■ GIVEN INSTRUCTION ■
Go through the records line by line and work out how many lines hold the word "name". Answer with the number only.

■ STORED DATA ■
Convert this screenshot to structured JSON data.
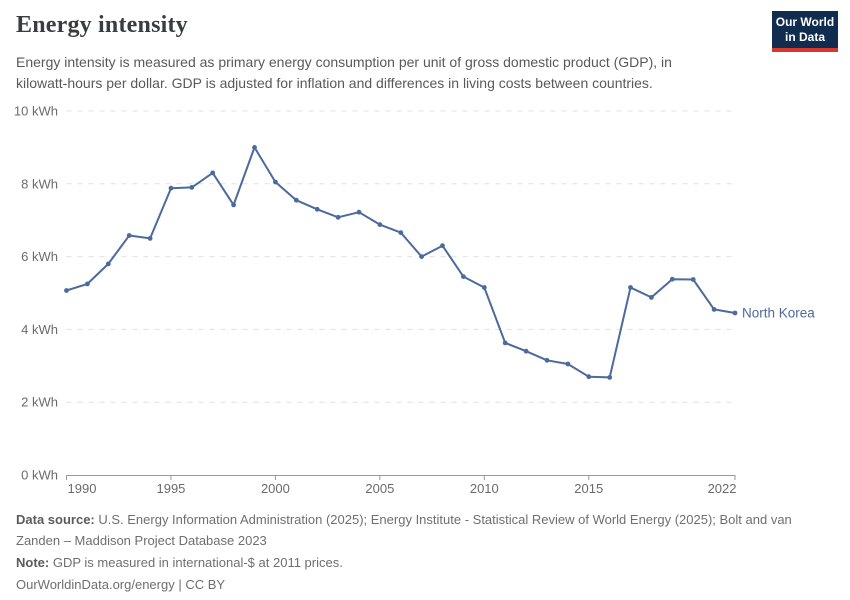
{
  "header": {
    "title": "Energy intensity",
    "subtitle_lines": [
      "Energy intensity is measured as primary energy consumption per unit of gross domestic product (GDP), in",
      "kilowatt-hours per dollar. GDP is adjusted for inflation and differences in living costs between countries."
    ],
    "logo": {
      "line1": "Our World",
      "line2": "in Data",
      "bg_color": "#102d50",
      "bar_color": "#d6382d"
    }
  },
  "chart_data": {
    "type": "line",
    "title": "Energy intensity",
    "xlabel": "",
    "ylabel": "kWh per dollar",
    "x": [
      1990,
      1991,
      1992,
      1993,
      1994,
      1995,
      1996,
      1997,
      1998,
      1999,
      2000,
      2001,
      2002,
      2003,
      2004,
      2005,
      2006,
      2007,
      2008,
      2009,
      2010,
      2011,
      2012,
      2013,
      2014,
      2015,
      2016,
      2017,
      2018,
      2019,
      2020,
      2021,
      2022
    ],
    "series": [
      {
        "name": "North Korea",
        "color": "#4c6a9c",
        "values": [
          5.07,
          5.25,
          5.8,
          6.58,
          6.5,
          7.88,
          7.9,
          8.3,
          7.42,
          9.0,
          8.05,
          7.55,
          7.3,
          7.08,
          7.22,
          6.88,
          6.66,
          6.0,
          6.3,
          5.45,
          5.15,
          3.63,
          3.4,
          3.15,
          3.05,
          2.7,
          2.68,
          5.15,
          4.88,
          5.38,
          5.37,
          4.55,
          4.45
        ]
      }
    ],
    "xlim": [
      1990,
      2022
    ],
    "ylim": [
      0,
      10
    ],
    "x_ticks": [
      1990,
      1995,
      2000,
      2005,
      2010,
      2015,
      2022
    ],
    "y_ticks": [
      0,
      2,
      4,
      6,
      8,
      10
    ],
    "y_tick_suffix": " kWh",
    "grid": true,
    "legend_position": "end-of-line-label"
  },
  "footer": {
    "source_label": "Data source:",
    "source_text": " U.S. Energy Information Administration (2025); Energy Institute - Statistical Review of World Energy (2025); Bolt and van Zanden – Maddison Project Database 2023",
    "note_label": "Note:",
    "note_text": " GDP is measured in international-$ at 2011 prices.",
    "attribution": "OurWorldinData.org/energy | CC BY"
  }
}
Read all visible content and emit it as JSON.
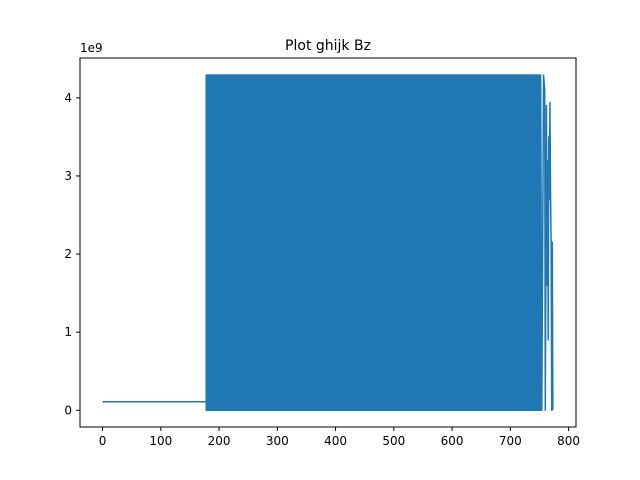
{
  "chart_data": {
    "type": "line",
    "title": "Plot ghijk Bz",
    "xlabel": "",
    "ylabel": "",
    "y_offset_text": "1e9",
    "xlim": [
      -38.7,
      812.7
    ],
    "ylim": [
      -214000000,
      4510000000
    ],
    "x_ticks": [
      0,
      100,
      200,
      300,
      400,
      500,
      600,
      700,
      800
    ],
    "x_tick_labels": [
      "0",
      "100",
      "200",
      "300",
      "400",
      "500",
      "600",
      "700",
      "800"
    ],
    "y_ticks": [
      0,
      1000000000,
      2000000000,
      3000000000,
      4000000000
    ],
    "y_tick_labels": [
      "0",
      "1",
      "2",
      "3",
      "4"
    ],
    "grid": false,
    "legend": "none",
    "series": [
      {
        "color": "#1f77b4",
        "flat_segment": {
          "x_start": 0,
          "x_end": 178,
          "y": 110000000
        },
        "oscillation": {
          "x_start": 178,
          "x_end": 752,
          "y_min": 0,
          "y_max": 4290000000
        },
        "tail": [
          {
            "x": 752,
            "y": 4290000000
          },
          {
            "x": 754,
            "y": 0
          },
          {
            "x": 757,
            "y": 4290000000
          },
          {
            "x": 759,
            "y": 4100000000
          },
          {
            "x": 760,
            "y": 0
          },
          {
            "x": 762,
            "y": 3900000000
          },
          {
            "x": 763,
            "y": 1600000000
          },
          {
            "x": 764,
            "y": 3200000000
          },
          {
            "x": 765,
            "y": 900000000
          },
          {
            "x": 766,
            "y": 3500000000
          },
          {
            "x": 767,
            "y": 2700000000
          },
          {
            "x": 768,
            "y": 3940000000
          },
          {
            "x": 769,
            "y": 2800000000
          },
          {
            "x": 770,
            "y": 2150000000
          },
          {
            "x": 771,
            "y": 0
          },
          {
            "x": 772,
            "y": 2150000000
          },
          {
            "x": 773,
            "y": 0
          }
        ]
      }
    ]
  }
}
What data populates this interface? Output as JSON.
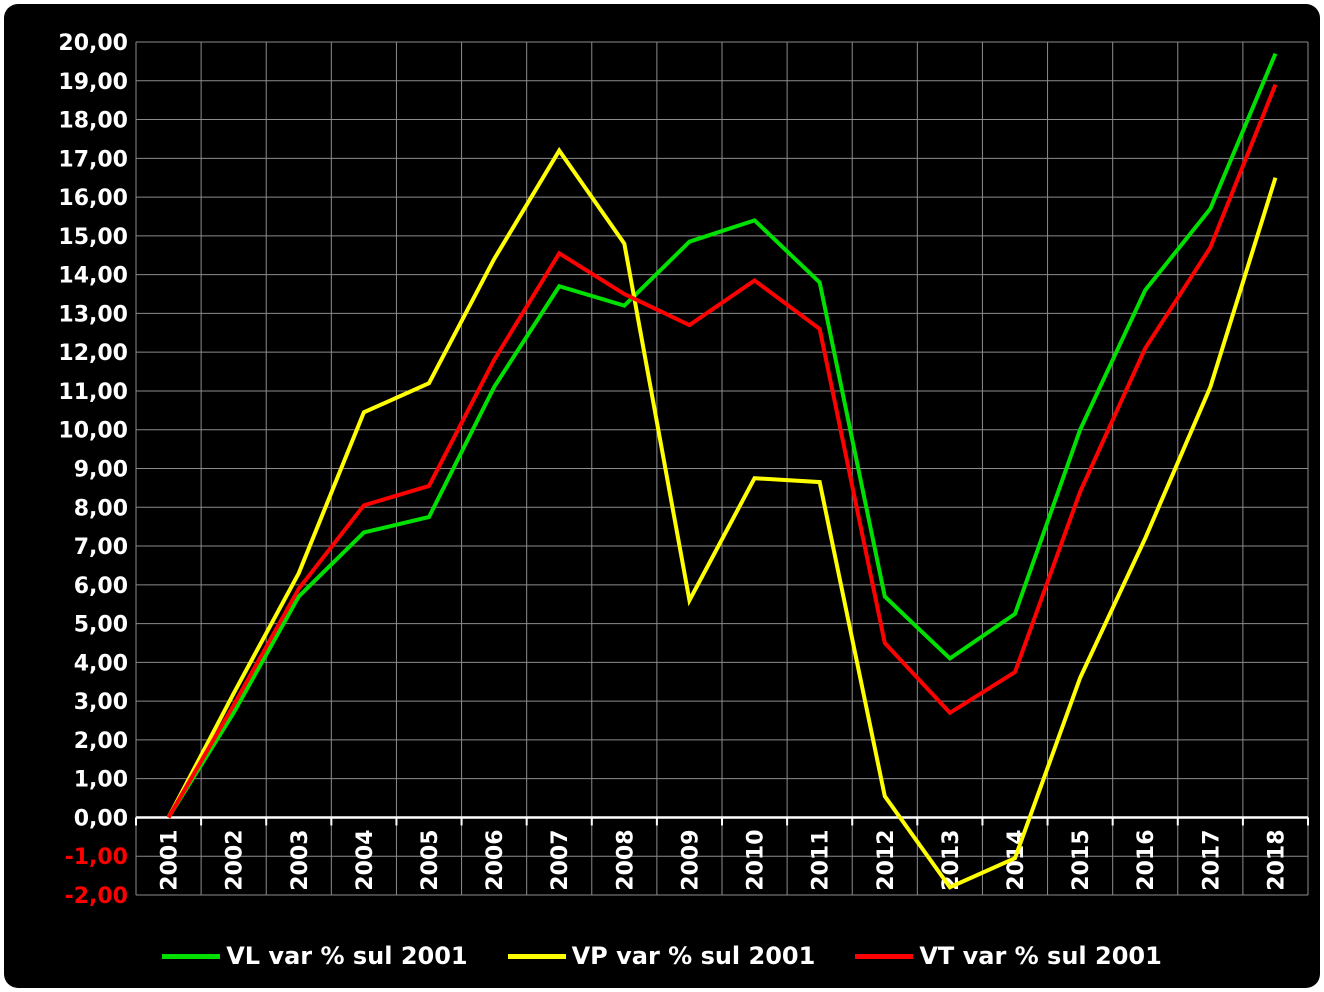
{
  "chart_data": {
    "type": "line",
    "title": "",
    "xlabel": "",
    "ylabel": "",
    "categories": [
      "2001",
      "2002",
      "2003",
      "2004",
      "2005",
      "2006",
      "2007",
      "2008",
      "2009",
      "2010",
      "2011",
      "2012",
      "2013",
      "2014",
      "2015",
      "2016",
      "2017",
      "2018"
    ],
    "ylim": [
      -2,
      20
    ],
    "yticks": [
      "-2,00",
      "-1,00",
      "0,00",
      "1,00",
      "2,00",
      "3,00",
      "4,00",
      "5,00",
      "6,00",
      "7,00",
      "8,00",
      "9,00",
      "10,00",
      "11,00",
      "12,00",
      "13,00",
      "14,00",
      "15,00",
      "16,00",
      "17,00",
      "18,00",
      "19,00",
      "20,00"
    ],
    "ytick_values": [
      -2,
      -1,
      0,
      1,
      2,
      3,
      4,
      5,
      6,
      7,
      8,
      9,
      10,
      11,
      12,
      13,
      14,
      15,
      16,
      17,
      18,
      19,
      20
    ],
    "grid": true,
    "legend_position": "bottom",
    "colors": {
      "background": "#000000",
      "grid": "#8c8c8c",
      "axis_text": "#ffffff",
      "negative_text": "#ff0000"
    },
    "series": [
      {
        "name": "VL var % sul 2001",
        "color": "#00e000",
        "values": [
          0,
          2.7,
          5.7,
          7.35,
          7.75,
          11.1,
          13.7,
          13.2,
          14.85,
          15.4,
          13.8,
          5.7,
          4.1,
          5.25,
          10.0,
          13.6,
          15.7,
          19.7
        ]
      },
      {
        "name": "VP var % sul 2001",
        "color": "#ffff00",
        "values": [
          0,
          3.2,
          6.3,
          10.45,
          11.2,
          14.4,
          17.2,
          14.8,
          5.6,
          8.75,
          8.65,
          0.55,
          -1.8,
          -1.05,
          3.6,
          7.2,
          11.1,
          16.5
        ]
      },
      {
        "name": "VT var % sul 2001",
        "color": "#ff0000",
        "values": [
          0,
          2.9,
          5.9,
          8.05,
          8.55,
          11.8,
          14.55,
          13.5,
          12.7,
          13.85,
          12.6,
          4.5,
          2.7,
          3.75,
          8.4,
          12.1,
          14.7,
          18.9
        ]
      }
    ]
  }
}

■ RESULT FOR THIS TASK ■
4